**Material shown:**
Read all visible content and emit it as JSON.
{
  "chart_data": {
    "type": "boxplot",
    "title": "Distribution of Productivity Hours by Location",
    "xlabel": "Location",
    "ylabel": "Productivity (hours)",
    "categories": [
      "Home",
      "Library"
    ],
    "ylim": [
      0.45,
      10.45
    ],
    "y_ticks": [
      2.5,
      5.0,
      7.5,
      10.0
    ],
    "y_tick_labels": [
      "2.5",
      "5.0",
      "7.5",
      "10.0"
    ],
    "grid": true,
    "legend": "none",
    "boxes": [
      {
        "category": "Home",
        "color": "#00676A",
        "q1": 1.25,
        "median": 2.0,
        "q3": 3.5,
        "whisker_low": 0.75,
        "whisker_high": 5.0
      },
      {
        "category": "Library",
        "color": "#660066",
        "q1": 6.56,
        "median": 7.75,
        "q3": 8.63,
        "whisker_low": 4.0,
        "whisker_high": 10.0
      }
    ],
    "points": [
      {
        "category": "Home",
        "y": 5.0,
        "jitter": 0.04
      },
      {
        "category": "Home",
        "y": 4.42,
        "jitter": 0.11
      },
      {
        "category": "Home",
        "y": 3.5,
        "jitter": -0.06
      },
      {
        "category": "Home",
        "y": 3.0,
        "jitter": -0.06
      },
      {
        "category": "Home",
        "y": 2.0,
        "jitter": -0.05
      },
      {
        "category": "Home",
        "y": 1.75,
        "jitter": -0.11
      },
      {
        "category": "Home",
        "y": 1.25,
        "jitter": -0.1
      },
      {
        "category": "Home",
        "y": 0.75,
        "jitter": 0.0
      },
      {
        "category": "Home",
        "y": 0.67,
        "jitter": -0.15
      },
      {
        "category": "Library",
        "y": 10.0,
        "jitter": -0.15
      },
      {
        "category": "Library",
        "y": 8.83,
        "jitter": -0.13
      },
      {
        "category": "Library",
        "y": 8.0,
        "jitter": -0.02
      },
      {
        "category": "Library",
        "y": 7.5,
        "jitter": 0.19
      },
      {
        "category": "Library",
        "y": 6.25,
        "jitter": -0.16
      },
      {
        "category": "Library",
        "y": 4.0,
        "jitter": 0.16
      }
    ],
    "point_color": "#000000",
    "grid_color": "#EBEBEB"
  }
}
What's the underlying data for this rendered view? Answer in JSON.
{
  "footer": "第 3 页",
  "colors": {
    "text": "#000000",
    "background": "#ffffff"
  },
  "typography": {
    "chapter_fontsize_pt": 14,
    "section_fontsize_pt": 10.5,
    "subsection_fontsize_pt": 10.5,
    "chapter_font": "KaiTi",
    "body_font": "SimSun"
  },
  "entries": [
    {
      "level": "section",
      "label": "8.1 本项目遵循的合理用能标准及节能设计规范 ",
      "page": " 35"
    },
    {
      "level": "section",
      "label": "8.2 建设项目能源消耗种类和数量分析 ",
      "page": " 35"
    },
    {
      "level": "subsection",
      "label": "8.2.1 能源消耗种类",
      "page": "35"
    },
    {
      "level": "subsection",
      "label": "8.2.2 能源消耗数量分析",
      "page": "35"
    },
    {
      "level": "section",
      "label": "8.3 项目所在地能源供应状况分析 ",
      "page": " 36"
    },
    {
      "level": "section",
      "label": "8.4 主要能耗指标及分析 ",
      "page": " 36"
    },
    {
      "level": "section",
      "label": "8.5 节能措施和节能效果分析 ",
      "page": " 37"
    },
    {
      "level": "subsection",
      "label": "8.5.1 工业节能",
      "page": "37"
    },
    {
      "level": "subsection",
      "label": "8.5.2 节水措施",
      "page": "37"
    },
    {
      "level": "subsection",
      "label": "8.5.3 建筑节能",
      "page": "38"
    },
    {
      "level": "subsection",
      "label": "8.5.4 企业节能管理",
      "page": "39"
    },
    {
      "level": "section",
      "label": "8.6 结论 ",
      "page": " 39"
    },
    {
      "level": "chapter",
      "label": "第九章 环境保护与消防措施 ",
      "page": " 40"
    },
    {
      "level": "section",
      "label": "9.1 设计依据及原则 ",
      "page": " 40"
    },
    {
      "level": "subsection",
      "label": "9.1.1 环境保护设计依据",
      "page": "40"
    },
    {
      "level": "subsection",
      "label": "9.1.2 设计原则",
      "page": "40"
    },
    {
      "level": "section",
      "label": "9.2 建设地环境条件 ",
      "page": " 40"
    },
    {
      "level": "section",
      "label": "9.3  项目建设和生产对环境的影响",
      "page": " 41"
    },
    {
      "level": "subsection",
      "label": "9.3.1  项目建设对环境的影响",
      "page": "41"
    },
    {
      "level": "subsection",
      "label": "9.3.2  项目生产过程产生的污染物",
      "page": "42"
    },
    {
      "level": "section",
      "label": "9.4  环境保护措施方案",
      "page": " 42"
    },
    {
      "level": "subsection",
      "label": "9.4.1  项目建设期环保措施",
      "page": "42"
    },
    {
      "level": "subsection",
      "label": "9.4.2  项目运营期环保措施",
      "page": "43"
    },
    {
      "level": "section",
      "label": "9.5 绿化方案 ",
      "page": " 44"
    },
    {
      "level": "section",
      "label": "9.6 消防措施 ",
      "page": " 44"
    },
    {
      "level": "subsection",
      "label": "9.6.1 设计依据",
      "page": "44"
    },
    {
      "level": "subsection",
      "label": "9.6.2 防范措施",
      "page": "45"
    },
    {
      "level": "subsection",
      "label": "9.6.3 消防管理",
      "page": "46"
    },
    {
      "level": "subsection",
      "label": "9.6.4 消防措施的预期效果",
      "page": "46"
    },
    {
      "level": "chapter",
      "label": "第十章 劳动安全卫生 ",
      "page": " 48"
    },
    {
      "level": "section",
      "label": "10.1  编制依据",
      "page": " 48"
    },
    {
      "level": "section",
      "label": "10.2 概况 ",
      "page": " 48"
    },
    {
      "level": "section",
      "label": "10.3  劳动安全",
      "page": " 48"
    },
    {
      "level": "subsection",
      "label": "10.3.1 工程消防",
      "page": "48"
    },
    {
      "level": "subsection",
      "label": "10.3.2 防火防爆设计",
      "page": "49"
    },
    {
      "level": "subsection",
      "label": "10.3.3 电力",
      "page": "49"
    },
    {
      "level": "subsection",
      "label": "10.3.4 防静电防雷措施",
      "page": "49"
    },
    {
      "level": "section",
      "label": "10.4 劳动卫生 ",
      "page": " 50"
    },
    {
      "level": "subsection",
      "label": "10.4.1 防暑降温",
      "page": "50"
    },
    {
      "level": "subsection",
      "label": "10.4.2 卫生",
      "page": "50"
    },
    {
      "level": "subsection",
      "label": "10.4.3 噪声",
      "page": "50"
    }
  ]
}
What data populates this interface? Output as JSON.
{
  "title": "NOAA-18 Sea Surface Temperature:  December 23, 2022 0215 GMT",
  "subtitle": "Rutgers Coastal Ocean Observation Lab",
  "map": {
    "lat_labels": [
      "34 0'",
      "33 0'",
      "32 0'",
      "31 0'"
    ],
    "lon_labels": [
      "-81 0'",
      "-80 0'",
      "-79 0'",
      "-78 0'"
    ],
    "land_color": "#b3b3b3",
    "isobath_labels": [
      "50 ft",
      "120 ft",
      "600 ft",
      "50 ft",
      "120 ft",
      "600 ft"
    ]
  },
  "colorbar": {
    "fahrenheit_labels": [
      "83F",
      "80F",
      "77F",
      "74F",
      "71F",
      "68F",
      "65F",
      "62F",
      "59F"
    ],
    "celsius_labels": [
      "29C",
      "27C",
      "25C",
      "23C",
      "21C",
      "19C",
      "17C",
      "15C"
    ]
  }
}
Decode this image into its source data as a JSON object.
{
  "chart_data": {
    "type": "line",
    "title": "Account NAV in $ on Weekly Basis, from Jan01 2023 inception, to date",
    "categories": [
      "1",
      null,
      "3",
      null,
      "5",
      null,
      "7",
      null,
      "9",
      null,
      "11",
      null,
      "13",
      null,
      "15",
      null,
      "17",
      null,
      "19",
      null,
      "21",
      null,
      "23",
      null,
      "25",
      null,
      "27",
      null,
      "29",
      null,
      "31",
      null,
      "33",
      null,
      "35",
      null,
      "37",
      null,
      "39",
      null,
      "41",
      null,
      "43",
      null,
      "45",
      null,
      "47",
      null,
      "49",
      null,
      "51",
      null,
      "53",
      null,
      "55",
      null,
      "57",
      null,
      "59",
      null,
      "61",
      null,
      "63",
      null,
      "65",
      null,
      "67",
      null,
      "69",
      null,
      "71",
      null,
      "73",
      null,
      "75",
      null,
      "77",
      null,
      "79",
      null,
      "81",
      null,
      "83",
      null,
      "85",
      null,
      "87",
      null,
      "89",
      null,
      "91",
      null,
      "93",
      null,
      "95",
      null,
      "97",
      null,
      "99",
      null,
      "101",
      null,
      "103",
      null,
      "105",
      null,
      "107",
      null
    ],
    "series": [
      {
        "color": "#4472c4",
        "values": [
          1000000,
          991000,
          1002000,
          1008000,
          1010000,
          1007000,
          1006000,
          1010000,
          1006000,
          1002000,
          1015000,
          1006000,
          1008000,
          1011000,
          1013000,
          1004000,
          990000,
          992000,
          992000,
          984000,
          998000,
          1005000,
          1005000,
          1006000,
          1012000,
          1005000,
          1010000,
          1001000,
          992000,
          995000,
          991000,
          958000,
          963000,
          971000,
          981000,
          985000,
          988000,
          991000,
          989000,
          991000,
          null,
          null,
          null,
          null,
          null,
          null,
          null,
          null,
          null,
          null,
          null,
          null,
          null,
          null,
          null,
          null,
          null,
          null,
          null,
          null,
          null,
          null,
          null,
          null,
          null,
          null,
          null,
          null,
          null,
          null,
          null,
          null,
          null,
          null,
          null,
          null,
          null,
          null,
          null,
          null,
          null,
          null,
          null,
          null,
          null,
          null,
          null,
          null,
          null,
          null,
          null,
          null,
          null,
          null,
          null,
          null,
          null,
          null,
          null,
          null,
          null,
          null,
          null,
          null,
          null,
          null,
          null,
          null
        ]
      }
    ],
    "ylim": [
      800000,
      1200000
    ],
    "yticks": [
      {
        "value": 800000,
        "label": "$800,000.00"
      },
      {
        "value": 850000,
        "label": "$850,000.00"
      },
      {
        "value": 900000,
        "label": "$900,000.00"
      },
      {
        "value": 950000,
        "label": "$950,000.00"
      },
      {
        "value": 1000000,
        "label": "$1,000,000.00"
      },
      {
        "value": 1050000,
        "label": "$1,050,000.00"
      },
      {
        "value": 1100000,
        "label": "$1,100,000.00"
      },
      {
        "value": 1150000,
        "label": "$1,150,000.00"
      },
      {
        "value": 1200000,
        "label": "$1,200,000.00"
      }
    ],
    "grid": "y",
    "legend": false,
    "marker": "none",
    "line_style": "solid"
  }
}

**The problem:** Please list every line of the records that contains "Productivity".

**Result of this exercise:**
    "title": "Distribution of Productivity Hours by Location",
    "ylabel": "Productivity (hours)",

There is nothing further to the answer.